Records contained in a dataset:
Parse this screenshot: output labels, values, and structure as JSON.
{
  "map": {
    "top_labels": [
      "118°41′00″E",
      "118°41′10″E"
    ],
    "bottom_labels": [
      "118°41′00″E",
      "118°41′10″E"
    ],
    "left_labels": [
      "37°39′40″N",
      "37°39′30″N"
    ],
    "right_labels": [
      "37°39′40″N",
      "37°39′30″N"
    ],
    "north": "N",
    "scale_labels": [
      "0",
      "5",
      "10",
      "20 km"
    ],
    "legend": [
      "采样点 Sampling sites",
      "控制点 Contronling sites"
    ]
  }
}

→ **YOUR INSTRUCTIONS**
Write out every line exactly as it stands.

→ **ANSWER**
Parse this screenshot: output labels, values, and structure as JSON.
{
  "map": {
    "top_labels": [
      "118°41′00″E",
      "118°41′10″E"
    ],
    "bottom_labels": [
      "118°41′00″E",
      "118°41′10″E"
    ],
    "left_labels": [
      "37°39′40″N",
      "37°39′30″N"
    ],
    "right_labels": [
      "37°39′40″N",
      "37°39′30″N"
    ],
    "north": "N",
    "scale_labels": [
      "0",
      "5",
      "10",
      "20 km"
    ],
    "legend": [
      "采样点 Sampling sites",
      "控制点 Contronling sites"
    ]
  }
}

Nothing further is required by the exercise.